* _Task brief_:
Go through the entries below and collect each line with the string "Bitstamp" in it.

* _Data rows_:
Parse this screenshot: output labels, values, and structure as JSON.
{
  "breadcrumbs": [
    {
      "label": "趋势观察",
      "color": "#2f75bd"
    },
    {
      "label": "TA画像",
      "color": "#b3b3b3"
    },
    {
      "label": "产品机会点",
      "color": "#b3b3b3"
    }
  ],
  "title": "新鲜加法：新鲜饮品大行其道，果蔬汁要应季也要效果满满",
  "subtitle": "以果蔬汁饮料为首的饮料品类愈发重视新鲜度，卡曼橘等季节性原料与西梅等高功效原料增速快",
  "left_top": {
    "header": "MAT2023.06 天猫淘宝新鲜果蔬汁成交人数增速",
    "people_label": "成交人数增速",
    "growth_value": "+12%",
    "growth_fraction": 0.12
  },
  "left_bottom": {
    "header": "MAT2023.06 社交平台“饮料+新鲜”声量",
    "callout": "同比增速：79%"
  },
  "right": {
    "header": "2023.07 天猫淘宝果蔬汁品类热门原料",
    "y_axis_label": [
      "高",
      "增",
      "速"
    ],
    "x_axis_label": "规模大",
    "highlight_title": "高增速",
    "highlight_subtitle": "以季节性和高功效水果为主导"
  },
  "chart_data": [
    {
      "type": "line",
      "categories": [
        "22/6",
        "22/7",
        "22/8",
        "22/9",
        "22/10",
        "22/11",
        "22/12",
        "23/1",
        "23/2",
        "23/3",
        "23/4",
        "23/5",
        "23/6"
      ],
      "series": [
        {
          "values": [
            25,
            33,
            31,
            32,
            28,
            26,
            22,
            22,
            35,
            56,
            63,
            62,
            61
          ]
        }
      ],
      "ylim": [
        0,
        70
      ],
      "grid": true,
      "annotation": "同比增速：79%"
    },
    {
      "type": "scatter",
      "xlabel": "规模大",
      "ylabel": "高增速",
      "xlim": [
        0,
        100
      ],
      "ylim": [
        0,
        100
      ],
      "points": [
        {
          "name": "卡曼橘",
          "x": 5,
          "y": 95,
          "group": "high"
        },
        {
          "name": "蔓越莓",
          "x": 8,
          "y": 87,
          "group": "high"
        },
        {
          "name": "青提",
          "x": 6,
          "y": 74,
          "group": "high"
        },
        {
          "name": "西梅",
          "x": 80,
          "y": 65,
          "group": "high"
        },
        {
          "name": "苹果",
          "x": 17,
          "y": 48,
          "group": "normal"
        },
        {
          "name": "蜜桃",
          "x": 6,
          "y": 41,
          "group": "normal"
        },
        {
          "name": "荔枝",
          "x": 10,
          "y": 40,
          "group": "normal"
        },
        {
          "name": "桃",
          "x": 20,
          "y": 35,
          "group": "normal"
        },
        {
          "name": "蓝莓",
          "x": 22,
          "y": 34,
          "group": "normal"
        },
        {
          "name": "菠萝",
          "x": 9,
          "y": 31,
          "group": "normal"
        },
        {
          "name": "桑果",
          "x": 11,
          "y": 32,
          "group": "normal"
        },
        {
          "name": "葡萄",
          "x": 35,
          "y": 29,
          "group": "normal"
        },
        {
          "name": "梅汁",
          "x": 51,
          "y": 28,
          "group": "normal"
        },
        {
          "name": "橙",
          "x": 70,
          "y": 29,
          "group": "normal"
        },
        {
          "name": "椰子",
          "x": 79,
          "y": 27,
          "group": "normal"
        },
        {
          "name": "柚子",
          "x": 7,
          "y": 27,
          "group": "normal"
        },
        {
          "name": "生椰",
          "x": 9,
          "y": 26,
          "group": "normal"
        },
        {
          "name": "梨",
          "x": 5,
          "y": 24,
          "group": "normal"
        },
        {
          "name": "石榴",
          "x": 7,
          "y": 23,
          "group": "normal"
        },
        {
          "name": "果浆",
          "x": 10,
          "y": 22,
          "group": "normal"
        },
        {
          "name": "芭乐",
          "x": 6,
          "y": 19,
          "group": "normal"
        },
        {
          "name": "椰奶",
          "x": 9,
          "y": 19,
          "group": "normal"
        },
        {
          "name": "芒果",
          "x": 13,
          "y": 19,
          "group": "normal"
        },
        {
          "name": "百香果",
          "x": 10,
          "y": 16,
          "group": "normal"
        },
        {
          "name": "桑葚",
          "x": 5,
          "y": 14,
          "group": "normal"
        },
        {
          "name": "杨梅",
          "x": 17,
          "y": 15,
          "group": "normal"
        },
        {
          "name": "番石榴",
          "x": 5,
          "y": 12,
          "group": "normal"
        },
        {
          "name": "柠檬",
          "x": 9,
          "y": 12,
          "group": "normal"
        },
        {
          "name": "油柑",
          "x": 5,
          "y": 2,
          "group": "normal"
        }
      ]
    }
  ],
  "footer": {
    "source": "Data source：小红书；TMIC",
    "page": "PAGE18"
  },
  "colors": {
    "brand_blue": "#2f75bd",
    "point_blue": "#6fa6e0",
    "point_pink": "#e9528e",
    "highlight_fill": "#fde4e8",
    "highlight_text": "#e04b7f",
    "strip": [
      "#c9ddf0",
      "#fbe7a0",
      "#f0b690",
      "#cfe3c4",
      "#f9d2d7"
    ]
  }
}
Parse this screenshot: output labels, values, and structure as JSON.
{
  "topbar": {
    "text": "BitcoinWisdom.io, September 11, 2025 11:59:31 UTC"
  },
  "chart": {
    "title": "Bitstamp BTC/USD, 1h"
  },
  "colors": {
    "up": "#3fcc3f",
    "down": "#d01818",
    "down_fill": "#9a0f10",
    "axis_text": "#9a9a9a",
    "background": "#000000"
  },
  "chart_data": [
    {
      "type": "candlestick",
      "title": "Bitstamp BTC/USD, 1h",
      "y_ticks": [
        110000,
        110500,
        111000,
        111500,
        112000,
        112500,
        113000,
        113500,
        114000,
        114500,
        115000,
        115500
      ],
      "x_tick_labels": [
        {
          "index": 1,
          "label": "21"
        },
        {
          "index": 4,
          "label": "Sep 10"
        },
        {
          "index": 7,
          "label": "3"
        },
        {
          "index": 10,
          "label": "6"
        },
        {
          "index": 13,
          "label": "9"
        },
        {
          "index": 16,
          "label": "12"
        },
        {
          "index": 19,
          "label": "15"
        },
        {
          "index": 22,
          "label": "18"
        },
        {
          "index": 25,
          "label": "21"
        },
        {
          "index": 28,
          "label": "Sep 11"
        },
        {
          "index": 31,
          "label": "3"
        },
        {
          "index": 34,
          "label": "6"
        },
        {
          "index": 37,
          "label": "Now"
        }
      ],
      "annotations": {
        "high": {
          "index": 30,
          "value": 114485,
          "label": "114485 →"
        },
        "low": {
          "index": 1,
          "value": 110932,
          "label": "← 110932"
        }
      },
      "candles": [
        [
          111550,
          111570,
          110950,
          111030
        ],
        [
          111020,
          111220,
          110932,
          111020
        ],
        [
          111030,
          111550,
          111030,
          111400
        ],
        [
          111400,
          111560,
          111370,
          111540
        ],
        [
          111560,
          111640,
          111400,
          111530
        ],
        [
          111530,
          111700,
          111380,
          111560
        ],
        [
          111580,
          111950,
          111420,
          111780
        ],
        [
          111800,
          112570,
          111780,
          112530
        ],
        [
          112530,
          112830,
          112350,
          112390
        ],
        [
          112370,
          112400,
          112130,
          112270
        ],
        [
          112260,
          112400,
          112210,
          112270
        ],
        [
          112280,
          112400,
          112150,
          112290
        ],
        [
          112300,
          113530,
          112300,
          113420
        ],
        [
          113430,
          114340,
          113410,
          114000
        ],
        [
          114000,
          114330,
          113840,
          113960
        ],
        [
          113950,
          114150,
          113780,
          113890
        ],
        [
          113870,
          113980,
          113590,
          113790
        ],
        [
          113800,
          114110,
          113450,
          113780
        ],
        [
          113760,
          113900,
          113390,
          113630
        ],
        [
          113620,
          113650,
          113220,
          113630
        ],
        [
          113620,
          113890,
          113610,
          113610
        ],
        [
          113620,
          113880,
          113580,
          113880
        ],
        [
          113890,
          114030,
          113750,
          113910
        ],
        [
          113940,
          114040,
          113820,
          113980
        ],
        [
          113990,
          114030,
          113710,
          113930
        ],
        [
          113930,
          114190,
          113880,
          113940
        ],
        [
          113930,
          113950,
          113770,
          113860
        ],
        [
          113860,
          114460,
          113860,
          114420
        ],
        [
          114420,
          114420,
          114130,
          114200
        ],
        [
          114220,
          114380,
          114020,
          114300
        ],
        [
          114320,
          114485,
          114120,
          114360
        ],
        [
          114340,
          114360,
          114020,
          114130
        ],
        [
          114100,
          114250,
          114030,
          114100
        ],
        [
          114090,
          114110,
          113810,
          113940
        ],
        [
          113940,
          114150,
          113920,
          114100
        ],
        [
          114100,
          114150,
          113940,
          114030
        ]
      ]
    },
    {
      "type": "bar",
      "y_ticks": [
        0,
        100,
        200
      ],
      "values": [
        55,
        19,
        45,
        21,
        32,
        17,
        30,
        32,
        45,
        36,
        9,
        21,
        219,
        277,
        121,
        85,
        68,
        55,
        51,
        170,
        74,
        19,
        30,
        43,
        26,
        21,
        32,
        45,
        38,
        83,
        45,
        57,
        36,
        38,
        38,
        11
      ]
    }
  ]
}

* _Exercise answer_:
    "title": "Bitstamp BTC/USD, 1h"
      "title": "Bitstamp BTC/USD, 1h",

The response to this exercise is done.